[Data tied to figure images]
----------------

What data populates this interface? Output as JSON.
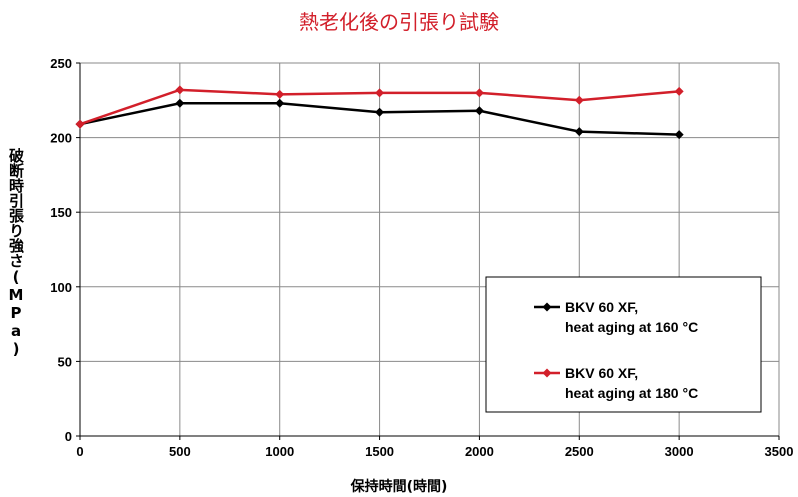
{
  "chart_data": {
    "type": "line",
    "title": "熱老化後の引張り試験",
    "xlabel": "保持時間(時間)",
    "ylabel": "破断時引張り強さ(MPa)",
    "xlim": [
      0,
      3500
    ],
    "ylim": [
      0,
      250
    ],
    "x_ticks": [
      0,
      500,
      1000,
      1500,
      2000,
      2500,
      3000,
      3500
    ],
    "y_ticks": [
      0,
      50,
      100,
      150,
      200,
      250
    ],
    "grid": true,
    "legend_position": "right",
    "series": [
      {
        "name_lines": [
          "BKV 60 XF,",
          "heat aging at 160 °C"
        ],
        "color": "#000000",
        "x": [
          0,
          500,
          1000,
          1500,
          2000,
          2500,
          3000
        ],
        "y": [
          209,
          223,
          223,
          217,
          218,
          204,
          202
        ]
      },
      {
        "name_lines": [
          "BKV 60 XF,",
          "heat aging at 180 °C"
        ],
        "color": "#d21f2a",
        "x": [
          0,
          500,
          1000,
          1500,
          2000,
          2500,
          3000
        ],
        "y": [
          209,
          232,
          229,
          230,
          230,
          225,
          231
        ]
      }
    ]
  }
}
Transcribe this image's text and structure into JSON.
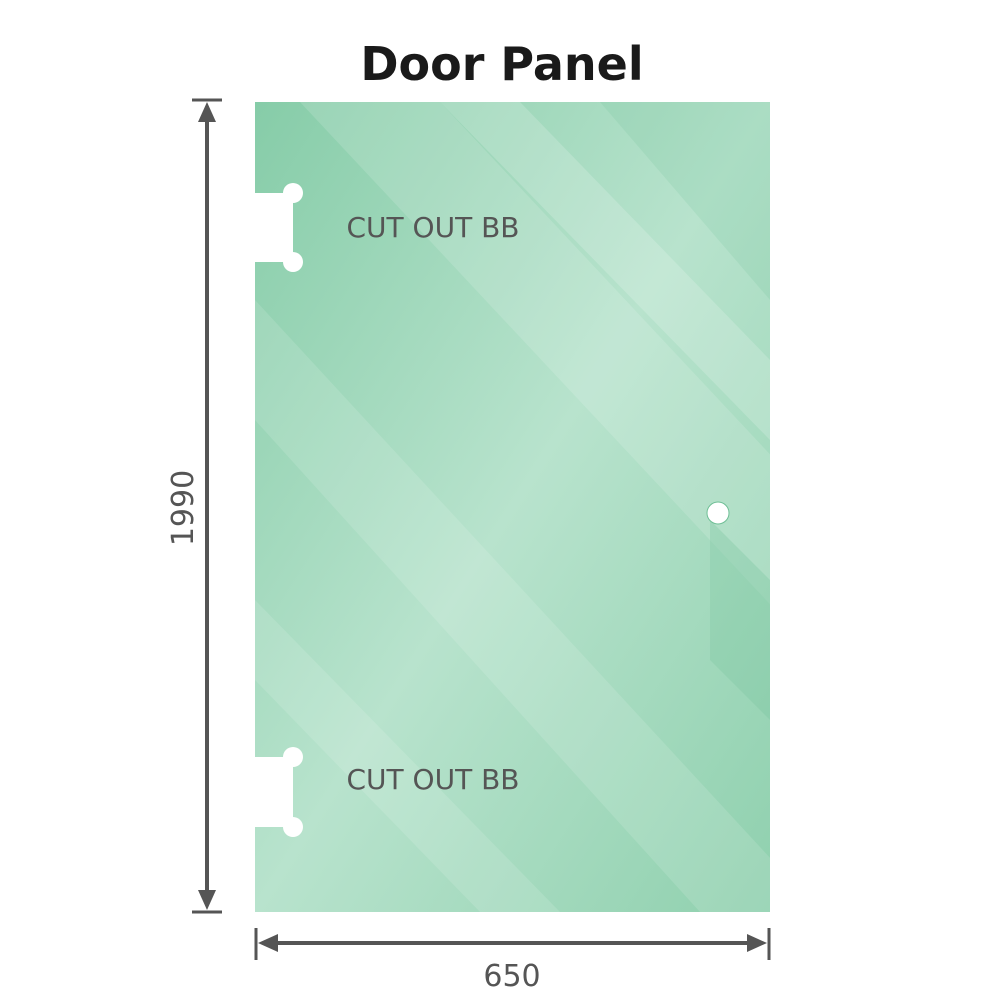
{
  "title": "Door Panel",
  "cutouts": [
    {
      "label": "CUT OUT BB"
    },
    {
      "label": "CUT OUT BB"
    }
  ],
  "dimensions": {
    "height": "1990",
    "width": "650"
  },
  "colors": {
    "glass": "#8ccfac",
    "glass_light": "#bfe6d3",
    "dimension_line": "#555555"
  }
}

----------------

Extract, verbatim and alone, the lines from the line that contains "Transcribe this image's" to the last line of the records, inclusive; drop any picture.

Transcribe this image's text and structure into JSON.
{
  "title": "Door Panel",
  "cutouts": [
    {
      "label": "CUT OUT BB"
    },
    {
      "label": "CUT OUT BB"
    }
  ],
  "dimensions": {
    "height": "1990",
    "width": "650"
  },
  "colors": {
    "glass": "#8ccfac",
    "glass_light": "#bfe6d3",
    "dimension_line": "#555555"
  }
}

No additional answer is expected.